- YOUR GOAL:
Print each of the entries exactly, leaving nothing out.

[Saved entries]

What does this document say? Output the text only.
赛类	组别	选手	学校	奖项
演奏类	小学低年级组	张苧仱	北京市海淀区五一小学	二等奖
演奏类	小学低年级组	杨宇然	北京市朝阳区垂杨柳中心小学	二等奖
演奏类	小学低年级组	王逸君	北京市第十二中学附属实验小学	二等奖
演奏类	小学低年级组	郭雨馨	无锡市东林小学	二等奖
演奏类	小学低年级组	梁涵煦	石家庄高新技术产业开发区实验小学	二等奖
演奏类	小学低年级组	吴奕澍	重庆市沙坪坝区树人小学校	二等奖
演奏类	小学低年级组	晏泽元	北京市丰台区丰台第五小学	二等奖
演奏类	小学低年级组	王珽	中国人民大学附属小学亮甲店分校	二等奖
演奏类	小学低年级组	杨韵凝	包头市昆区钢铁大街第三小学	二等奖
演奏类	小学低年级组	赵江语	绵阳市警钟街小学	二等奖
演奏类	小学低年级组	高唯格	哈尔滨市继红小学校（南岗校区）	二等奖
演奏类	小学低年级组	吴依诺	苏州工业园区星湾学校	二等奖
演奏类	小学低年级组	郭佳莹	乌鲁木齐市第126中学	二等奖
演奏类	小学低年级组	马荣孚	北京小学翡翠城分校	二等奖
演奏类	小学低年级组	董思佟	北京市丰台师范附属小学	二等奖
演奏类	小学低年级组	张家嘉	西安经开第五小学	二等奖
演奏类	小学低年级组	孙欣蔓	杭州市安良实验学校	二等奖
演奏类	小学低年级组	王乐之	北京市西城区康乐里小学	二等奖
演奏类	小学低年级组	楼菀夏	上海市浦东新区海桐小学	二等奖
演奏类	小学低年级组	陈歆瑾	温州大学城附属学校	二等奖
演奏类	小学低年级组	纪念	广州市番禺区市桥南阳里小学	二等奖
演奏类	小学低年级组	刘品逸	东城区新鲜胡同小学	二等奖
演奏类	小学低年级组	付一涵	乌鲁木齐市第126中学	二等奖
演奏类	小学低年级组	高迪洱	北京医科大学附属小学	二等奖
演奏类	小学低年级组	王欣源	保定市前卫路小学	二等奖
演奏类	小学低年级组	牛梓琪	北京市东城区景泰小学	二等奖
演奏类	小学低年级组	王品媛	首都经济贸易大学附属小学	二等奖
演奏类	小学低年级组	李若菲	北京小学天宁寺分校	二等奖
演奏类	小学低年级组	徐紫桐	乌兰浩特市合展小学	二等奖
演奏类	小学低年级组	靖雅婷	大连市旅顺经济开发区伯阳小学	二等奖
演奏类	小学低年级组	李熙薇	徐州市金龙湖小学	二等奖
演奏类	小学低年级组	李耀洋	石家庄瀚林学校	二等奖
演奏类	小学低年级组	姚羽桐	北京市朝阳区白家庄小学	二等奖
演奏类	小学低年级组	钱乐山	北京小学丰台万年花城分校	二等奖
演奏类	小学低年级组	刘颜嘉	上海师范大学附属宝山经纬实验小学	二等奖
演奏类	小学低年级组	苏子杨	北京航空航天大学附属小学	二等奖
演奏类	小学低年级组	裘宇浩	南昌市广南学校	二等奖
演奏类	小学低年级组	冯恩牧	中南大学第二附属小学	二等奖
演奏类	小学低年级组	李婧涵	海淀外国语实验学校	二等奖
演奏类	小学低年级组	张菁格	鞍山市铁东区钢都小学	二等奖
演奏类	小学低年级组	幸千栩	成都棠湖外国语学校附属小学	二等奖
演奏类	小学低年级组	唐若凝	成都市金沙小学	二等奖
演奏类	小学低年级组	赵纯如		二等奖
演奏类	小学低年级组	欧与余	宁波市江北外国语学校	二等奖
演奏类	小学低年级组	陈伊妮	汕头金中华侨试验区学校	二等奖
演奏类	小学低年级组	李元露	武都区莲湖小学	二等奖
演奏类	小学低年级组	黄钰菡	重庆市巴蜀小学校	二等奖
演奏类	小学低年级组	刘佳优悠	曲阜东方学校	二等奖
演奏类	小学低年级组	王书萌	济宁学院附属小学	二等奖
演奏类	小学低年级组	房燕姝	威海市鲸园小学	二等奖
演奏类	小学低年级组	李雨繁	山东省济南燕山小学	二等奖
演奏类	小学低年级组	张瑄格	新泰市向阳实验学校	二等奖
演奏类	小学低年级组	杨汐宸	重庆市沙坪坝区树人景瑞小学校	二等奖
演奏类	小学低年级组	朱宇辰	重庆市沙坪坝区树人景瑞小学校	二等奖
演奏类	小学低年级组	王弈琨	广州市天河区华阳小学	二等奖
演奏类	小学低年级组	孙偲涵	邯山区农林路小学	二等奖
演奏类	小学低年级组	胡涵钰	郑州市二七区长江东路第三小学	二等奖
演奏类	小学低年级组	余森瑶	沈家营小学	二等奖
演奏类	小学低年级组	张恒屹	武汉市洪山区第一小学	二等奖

- RESPONSE:
What does this document say? Output the text only.
赛类	组别	选手	学校	奖项
演奏类	小学低年级组	张苧仱	北京市海淀区五一小学	二等奖
演奏类	小学低年级组	杨宇然	北京市朝阳区垂杨柳中心小学	二等奖
演奏类	小学低年级组	王逸君	北京市第十二中学附属实验小学	二等奖
演奏类	小学低年级组	郭雨馨	无锡市东林小学	二等奖
演奏类	小学低年级组	梁涵煦	石家庄高新技术产业开发区实验小学	二等奖
演奏类	小学低年级组	吴奕澍	重庆市沙坪坝区树人小学校	二等奖
演奏类	小学低年级组	晏泽元	北京市丰台区丰台第五小学	二等奖
演奏类	小学低年级组	王珽	中国人民大学附属小学亮甲店分校	二等奖
演奏类	小学低年级组	杨韵凝	包头市昆区钢铁大街第三小学	二等奖
演奏类	小学低年级组	赵江语	绵阳市警钟街小学	二等奖
演奏类	小学低年级组	高唯格	哈尔滨市继红小学校（南岗校区）	二等奖
演奏类	小学低年级组	吴依诺	苏州工业园区星湾学校	二等奖
演奏类	小学低年级组	郭佳莹	乌鲁木齐市第126中学	二等奖
演奏类	小学低年级组	马荣孚	北京小学翡翠城分校	二等奖
演奏类	小学低年级组	董思佟	北京市丰台师范附属小学	二等奖
演奏类	小学低年级组	张家嘉	西安经开第五小学	二等奖
演奏类	小学低年级组	孙欣蔓	杭州市安良实验学校	二等奖
演奏类	小学低年级组	王乐之	北京市西城区康乐里小学	二等奖
演奏类	小学低年级组	楼菀夏	上海市浦东新区海桐小学	二等奖
演奏类	小学低年级组	陈歆瑾	温州大学城附属学校	二等奖
演奏类	小学低年级组	纪念	广州市番禺区市桥南阳里小学	二等奖
演奏类	小学低年级组	刘品逸	东城区新鲜胡同小学	二等奖
演奏类	小学低年级组	付一涵	乌鲁木齐市第126中学	二等奖
演奏类	小学低年级组	高迪洱	北京医科大学附属小学	二等奖
演奏类	小学低年级组	王欣源	保定市前卫路小学	二等奖
演奏类	小学低年级组	牛梓琪	北京市东城区景泰小学	二等奖
演奏类	小学低年级组	王品媛	首都经济贸易大学附属小学	二等奖
演奏类	小学低年级组	李若菲	北京小学天宁寺分校	二等奖
演奏类	小学低年级组	徐紫桐	乌兰浩特市合展小学	二等奖
演奏类	小学低年级组	靖雅婷	大连市旅顺经济开发区伯阳小学	二等奖
演奏类	小学低年级组	李熙薇	徐州市金龙湖小学	二等奖
演奏类	小学低年级组	李耀洋	石家庄瀚林学校	二等奖
演奏类	小学低年级组	姚羽桐	北京市朝阳区白家庄小学	二等奖
演奏类	小学低年级组	钱乐山	北京小学丰台万年花城分校	二等奖
演奏类	小学低年级组	刘颜嘉	上海师范大学附属宝山经纬实验小学	二等奖
演奏类	小学低年级组	苏子杨	北京航空航天大学附属小学	二等奖
演奏类	小学低年级组	裘宇浩	南昌市广南学校	二等奖
演奏类	小学低年级组	冯恩牧	中南大学第二附属小学	二等奖
演奏类	小学低年级组	李婧涵	海淀外国语实验学校	二等奖
演奏类	小学低年级组	张菁格	鞍山市铁东区钢都小学	二等奖
演奏类	小学低年级组	幸千栩	成都棠湖外国语学校附属小学	二等奖
演奏类	小学低年级组	唐若凝	成都市金沙小学	二等奖
演奏类	小学低年级组	赵纯如		二等奖
演奏类	小学低年级组	欧与余	宁波市江北外国语学校	二等奖
演奏类	小学低年级组	陈伊妮	汕头金中华侨试验区学校	二等奖
演奏类	小学低年级组	李元露	武都区莲湖小学	二等奖
演奏类	小学低年级组	黄钰菡	重庆市巴蜀小学校	二等奖
演奏类	小学低年级组	刘佳优悠	曲阜东方学校	二等奖
演奏类	小学低年级组	王书萌	济宁学院附属小学	二等奖
演奏类	小学低年级组	房燕姝	威海市鲸园小学	二等奖
演奏类	小学低年级组	李雨繁	山东省济南燕山小学	二等奖
演奏类	小学低年级组	张瑄格	新泰市向阳实验学校	二等奖
演奏类	小学低年级组	杨汐宸	重庆市沙坪坝区树人景瑞小学校	二等奖
演奏类	小学低年级组	朱宇辰	重庆市沙坪坝区树人景瑞小学校	二等奖
演奏类	小学低年级组	王弈琨	广州市天河区华阳小学	二等奖
演奏类	小学低年级组	孙偲涵	邯山区农林路小学	二等奖
演奏类	小学低年级组	胡涵钰	郑州市二七区长江东路第三小学	二等奖
演奏类	小学低年级组	余森瑶	沈家营小学	二等奖
演奏类	小学低年级组	张恒屹	武汉市洪山区第一小学	二等奖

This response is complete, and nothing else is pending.